Begin Material for the task

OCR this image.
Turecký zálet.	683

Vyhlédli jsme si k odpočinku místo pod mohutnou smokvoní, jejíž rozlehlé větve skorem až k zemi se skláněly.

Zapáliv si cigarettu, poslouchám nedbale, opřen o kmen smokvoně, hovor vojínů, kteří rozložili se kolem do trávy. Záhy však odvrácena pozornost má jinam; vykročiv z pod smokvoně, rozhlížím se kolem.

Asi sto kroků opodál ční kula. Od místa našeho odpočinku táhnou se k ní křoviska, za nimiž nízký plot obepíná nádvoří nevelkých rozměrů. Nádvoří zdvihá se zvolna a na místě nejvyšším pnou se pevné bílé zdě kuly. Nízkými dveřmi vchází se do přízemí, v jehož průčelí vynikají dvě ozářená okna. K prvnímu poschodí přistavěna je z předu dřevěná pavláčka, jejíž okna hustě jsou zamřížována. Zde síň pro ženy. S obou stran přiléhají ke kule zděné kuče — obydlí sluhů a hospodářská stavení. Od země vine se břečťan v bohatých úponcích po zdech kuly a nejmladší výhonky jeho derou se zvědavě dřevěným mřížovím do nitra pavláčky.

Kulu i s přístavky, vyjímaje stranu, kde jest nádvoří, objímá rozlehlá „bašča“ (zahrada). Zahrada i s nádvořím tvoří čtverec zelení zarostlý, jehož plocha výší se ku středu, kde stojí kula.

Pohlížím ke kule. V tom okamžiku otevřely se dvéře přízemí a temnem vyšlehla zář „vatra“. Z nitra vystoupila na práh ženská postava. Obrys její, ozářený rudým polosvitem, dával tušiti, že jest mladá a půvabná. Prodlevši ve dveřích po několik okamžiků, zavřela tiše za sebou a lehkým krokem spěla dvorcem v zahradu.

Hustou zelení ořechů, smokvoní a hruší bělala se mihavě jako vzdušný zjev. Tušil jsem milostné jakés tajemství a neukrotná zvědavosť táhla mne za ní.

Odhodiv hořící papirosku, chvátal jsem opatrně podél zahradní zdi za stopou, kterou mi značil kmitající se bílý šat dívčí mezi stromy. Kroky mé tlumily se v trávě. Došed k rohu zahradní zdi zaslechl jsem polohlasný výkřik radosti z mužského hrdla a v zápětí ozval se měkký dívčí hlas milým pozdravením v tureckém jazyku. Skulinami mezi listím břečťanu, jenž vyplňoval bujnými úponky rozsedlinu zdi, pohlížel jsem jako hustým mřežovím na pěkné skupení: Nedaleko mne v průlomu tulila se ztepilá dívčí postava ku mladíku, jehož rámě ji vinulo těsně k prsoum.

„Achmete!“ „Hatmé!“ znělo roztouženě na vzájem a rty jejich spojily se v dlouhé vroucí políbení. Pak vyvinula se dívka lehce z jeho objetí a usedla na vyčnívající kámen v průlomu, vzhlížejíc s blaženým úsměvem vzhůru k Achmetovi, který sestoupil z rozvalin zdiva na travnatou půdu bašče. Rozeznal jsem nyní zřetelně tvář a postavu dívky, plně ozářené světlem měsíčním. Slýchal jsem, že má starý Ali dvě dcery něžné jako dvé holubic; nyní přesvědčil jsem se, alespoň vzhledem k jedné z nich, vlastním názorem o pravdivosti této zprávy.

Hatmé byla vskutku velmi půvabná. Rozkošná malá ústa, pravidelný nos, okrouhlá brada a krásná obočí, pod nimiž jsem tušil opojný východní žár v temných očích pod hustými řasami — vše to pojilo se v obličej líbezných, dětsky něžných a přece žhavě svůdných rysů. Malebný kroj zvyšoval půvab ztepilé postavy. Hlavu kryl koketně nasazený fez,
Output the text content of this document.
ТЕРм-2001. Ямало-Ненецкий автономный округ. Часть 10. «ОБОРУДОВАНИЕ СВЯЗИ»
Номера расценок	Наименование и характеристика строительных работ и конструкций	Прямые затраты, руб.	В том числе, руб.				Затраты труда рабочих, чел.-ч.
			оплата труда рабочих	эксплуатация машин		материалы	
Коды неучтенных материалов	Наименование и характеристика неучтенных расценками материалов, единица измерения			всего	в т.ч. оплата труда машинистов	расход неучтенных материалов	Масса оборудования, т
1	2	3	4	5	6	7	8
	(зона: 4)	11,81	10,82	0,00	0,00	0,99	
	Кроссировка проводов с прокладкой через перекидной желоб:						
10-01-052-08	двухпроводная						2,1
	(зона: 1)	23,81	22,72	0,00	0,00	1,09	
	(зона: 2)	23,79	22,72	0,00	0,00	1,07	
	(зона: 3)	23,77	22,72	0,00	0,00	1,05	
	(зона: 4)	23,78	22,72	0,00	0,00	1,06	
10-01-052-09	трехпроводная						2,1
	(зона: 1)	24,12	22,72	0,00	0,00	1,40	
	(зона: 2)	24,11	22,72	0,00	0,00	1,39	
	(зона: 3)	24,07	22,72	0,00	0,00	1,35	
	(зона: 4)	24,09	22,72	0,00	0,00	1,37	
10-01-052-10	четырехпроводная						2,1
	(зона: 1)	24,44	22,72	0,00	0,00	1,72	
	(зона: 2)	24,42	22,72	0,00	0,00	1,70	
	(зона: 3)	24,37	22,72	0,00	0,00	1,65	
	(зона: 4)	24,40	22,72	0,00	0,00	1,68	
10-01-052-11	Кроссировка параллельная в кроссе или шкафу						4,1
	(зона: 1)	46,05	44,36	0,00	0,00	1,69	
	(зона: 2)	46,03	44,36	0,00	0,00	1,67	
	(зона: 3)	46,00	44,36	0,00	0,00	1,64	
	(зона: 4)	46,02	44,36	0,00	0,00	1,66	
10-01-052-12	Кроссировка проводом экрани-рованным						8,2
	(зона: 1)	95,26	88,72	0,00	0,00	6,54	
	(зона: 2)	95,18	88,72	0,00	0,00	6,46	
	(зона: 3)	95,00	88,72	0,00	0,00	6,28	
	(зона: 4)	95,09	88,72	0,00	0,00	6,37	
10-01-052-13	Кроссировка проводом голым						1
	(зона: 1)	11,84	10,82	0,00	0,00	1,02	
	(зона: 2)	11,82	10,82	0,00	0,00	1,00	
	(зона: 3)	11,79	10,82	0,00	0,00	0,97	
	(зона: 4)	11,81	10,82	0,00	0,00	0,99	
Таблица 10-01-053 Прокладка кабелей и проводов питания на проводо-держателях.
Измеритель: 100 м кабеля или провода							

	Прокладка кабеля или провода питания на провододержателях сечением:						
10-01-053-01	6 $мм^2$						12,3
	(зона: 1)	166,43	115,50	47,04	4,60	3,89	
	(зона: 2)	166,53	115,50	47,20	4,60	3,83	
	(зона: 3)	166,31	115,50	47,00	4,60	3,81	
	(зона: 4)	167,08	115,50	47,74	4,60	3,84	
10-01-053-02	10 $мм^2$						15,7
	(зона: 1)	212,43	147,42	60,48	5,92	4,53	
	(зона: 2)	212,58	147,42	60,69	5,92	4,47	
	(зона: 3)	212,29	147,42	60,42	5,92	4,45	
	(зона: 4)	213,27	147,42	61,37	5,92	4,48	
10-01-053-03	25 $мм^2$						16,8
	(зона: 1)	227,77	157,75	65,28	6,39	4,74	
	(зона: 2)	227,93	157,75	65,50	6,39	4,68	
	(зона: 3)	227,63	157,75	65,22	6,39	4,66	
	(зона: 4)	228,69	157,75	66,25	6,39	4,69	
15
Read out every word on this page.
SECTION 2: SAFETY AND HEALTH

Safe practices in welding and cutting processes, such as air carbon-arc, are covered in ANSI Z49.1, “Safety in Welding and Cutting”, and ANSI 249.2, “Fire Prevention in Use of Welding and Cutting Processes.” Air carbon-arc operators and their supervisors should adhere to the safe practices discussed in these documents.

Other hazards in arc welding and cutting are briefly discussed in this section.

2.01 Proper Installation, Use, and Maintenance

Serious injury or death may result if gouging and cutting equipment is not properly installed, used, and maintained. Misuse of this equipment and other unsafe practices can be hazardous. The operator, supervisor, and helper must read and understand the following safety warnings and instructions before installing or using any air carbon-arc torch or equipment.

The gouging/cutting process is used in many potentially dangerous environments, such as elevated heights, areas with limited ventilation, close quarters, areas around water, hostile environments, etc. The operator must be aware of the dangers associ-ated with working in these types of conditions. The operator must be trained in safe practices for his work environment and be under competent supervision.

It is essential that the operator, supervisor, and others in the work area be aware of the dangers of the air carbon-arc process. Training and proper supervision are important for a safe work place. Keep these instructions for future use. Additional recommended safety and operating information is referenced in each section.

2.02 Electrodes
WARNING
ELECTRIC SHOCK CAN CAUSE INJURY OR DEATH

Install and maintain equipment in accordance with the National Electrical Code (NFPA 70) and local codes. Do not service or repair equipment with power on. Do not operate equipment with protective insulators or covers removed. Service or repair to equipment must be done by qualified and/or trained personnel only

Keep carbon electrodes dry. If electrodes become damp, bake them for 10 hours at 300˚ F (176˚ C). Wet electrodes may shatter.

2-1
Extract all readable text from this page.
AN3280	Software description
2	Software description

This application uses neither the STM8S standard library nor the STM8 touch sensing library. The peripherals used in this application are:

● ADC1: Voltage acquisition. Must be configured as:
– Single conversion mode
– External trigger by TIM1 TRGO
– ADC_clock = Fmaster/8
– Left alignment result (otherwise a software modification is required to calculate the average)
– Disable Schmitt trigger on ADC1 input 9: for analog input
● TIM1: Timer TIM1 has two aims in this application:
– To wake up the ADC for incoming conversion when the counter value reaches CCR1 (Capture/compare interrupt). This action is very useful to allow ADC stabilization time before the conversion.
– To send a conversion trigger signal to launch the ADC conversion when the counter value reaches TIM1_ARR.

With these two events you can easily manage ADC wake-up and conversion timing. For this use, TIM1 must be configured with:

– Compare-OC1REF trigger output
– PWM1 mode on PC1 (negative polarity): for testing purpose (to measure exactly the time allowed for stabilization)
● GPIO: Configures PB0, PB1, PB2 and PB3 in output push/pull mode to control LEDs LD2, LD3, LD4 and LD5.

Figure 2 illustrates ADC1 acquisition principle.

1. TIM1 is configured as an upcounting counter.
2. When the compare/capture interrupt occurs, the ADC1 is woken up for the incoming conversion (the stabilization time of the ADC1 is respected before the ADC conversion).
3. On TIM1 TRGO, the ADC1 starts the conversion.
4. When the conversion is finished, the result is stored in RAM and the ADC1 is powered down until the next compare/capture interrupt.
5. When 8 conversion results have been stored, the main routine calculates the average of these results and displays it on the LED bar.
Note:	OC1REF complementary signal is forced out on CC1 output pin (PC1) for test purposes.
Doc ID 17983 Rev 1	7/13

End Material for the task

Copy and report every line where the word "description" is present.

AN3280	Software description
2	Software description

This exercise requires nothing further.